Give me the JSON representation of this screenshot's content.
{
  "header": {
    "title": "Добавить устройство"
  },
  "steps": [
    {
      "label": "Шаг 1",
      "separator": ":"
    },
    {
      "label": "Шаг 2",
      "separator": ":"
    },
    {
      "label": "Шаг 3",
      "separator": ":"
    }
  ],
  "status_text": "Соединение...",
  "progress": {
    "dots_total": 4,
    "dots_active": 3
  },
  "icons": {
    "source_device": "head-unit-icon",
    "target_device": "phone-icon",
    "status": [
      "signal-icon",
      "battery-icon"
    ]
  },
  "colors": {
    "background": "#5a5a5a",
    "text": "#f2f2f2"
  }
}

__Challenge__
Your task is to return the full listing exactly as it was given.

__Written answer__
Give me the JSON representation of this screenshot's content.
{
  "header": {
    "title": "Добавить устройство"
  },
  "steps": [
    {
      "label": "Шаг 1",
      "separator": ":"
    },
    {
      "label": "Шаг 2",
      "separator": ":"
    },
    {
      "label": "Шаг 3",
      "separator": ":"
    }
  ],
  "status_text": "Соединение...",
  "progress": {
    "dots_total": 4,
    "dots_active": 3
  },
  "icons": {
    "source_device": "head-unit-icon",
    "target_device": "phone-icon",
    "status": [
      "signal-icon",
      "battery-icon"
    ]
  },
  "colors": {
    "background": "#5a5a5a",
    "text": "#f2f2f2"
  }
}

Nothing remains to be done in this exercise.